▸ Work required: Gather each line in the entries that includes the string "identified".

[Collected data entries]
[Start]
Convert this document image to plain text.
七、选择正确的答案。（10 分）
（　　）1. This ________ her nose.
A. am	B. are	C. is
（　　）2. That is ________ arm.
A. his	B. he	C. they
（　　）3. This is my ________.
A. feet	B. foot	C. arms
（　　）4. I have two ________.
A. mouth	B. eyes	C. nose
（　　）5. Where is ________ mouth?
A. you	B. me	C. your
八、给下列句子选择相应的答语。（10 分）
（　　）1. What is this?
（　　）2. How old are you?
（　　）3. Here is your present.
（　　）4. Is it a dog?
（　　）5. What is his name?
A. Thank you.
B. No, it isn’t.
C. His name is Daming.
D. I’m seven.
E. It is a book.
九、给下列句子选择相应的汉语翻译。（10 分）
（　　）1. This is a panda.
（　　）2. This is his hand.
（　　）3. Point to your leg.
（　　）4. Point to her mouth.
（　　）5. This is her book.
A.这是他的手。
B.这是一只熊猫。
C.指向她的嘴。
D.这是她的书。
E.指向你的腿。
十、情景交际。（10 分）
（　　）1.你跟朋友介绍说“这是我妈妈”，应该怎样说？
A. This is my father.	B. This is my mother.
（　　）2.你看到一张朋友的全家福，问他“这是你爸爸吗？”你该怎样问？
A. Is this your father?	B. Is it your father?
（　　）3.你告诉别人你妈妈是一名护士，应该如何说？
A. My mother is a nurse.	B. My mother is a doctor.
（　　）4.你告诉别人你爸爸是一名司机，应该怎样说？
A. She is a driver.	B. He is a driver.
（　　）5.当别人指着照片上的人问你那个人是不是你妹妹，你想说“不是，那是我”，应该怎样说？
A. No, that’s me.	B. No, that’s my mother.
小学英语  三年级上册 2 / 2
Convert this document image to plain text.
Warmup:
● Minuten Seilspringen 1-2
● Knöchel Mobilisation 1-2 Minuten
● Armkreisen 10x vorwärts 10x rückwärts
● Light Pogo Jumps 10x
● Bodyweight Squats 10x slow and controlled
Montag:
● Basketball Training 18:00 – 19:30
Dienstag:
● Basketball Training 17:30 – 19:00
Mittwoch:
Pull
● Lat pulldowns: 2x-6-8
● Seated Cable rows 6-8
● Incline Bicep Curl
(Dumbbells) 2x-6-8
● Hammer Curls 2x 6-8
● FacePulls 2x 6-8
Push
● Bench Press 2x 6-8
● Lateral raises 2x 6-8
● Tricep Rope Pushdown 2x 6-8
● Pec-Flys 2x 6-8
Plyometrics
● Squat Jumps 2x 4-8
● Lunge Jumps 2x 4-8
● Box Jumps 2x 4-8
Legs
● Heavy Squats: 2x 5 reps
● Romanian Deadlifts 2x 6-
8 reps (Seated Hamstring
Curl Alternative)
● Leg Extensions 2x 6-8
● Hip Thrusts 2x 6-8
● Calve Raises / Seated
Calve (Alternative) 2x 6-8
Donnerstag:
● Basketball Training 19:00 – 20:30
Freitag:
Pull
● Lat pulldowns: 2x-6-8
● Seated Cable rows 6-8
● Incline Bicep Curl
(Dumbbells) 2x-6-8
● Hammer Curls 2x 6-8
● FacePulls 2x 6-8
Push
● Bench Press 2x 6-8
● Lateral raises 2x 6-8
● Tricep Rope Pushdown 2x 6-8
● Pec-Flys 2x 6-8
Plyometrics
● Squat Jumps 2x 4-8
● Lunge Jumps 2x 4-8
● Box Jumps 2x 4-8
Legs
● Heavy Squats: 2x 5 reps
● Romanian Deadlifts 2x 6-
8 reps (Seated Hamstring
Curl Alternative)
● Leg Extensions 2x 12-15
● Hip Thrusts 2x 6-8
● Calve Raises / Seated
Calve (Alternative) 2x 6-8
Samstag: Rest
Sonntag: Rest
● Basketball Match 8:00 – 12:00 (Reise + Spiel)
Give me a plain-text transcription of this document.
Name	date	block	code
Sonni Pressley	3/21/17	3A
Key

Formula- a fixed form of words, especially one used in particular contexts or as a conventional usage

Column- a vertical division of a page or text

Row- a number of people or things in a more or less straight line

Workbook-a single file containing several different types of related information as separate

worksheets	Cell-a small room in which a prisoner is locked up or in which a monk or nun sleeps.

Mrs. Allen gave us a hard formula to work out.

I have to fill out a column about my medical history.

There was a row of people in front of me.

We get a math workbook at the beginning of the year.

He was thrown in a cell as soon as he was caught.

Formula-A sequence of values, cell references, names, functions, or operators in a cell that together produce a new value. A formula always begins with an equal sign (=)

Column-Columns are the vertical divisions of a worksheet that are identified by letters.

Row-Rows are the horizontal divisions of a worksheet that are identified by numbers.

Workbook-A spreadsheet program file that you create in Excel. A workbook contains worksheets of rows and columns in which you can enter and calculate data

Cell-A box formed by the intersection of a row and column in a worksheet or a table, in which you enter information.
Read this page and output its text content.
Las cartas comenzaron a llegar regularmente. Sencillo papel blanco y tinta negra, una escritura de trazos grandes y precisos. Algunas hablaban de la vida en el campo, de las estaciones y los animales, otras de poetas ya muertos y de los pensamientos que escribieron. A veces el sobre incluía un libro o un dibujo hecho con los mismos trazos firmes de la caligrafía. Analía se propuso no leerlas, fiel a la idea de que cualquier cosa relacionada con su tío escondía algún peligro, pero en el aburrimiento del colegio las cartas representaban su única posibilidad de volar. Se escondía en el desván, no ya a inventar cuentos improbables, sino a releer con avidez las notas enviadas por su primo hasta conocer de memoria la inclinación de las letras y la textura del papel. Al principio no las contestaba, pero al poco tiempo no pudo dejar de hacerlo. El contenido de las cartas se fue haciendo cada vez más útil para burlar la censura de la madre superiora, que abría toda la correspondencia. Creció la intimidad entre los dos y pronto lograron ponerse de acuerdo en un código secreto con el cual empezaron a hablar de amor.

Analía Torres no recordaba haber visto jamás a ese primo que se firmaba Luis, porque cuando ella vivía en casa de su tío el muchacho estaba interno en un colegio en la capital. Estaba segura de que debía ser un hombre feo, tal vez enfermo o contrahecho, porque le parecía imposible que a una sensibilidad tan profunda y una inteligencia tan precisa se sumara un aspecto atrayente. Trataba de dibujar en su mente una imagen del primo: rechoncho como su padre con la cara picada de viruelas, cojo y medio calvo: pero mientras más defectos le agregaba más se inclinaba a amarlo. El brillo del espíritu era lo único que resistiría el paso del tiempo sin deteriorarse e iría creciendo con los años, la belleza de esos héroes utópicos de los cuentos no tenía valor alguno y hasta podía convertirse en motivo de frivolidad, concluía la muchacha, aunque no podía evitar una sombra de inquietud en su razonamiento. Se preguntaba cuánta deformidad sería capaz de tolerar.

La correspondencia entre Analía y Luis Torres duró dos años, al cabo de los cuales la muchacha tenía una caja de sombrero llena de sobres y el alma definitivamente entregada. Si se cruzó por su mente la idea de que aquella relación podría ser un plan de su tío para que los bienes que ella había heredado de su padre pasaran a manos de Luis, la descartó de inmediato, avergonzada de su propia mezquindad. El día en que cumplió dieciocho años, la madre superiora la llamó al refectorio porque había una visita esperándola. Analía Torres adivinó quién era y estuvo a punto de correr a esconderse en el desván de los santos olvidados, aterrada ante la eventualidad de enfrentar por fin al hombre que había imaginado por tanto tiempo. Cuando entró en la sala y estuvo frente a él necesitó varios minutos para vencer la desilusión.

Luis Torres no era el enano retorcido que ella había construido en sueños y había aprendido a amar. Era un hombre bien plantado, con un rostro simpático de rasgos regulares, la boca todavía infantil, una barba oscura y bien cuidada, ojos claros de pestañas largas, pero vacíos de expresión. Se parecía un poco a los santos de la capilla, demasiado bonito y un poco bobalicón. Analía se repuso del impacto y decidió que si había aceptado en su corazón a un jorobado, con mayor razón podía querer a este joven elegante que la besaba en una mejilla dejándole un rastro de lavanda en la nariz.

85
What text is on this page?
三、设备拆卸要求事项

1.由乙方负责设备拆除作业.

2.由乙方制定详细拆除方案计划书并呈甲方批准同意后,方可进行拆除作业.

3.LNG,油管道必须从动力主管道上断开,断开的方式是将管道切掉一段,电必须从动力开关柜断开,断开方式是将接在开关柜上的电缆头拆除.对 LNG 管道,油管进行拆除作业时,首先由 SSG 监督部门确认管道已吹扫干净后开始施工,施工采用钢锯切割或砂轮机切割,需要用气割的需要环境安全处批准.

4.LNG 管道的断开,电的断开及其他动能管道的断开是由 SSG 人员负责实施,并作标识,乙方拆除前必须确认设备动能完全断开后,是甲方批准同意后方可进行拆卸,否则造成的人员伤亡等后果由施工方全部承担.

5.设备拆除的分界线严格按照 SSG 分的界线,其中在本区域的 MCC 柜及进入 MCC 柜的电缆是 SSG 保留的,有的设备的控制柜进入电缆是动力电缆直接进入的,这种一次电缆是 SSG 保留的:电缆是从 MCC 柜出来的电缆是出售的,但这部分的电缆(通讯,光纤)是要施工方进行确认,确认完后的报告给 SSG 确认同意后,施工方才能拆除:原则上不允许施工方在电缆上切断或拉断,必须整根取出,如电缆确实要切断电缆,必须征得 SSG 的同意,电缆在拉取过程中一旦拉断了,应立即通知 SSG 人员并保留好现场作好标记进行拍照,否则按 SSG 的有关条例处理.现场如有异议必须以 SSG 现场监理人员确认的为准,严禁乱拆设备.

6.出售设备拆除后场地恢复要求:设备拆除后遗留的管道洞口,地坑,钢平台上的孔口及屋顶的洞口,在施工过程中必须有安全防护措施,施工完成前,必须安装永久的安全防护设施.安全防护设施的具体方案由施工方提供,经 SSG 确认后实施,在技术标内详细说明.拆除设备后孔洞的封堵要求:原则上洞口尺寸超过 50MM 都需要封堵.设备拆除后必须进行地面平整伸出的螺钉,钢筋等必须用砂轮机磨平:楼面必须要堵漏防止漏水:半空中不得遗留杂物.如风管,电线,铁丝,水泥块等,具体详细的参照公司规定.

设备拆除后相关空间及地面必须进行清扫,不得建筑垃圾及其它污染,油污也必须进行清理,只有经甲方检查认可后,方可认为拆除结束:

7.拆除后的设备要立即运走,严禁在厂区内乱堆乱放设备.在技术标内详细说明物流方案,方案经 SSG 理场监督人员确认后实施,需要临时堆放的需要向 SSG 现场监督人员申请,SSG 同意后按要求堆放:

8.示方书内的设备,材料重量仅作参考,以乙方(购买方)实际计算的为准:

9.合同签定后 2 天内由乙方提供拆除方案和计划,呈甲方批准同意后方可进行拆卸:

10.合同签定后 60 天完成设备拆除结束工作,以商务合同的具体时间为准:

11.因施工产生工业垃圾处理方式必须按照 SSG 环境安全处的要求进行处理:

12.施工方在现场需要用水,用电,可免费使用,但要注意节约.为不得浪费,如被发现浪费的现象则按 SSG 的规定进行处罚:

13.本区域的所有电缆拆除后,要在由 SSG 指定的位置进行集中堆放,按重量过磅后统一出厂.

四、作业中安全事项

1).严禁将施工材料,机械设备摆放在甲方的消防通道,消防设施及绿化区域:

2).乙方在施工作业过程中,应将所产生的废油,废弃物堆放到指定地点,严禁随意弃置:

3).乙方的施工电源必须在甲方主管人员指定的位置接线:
[End]
▸ Solution for this problem:
Column-Columns are the vertical divisions of a worksheet that are identified by letters.
Row-Rows are the horizontal divisions of a worksheet that are identified by numbers.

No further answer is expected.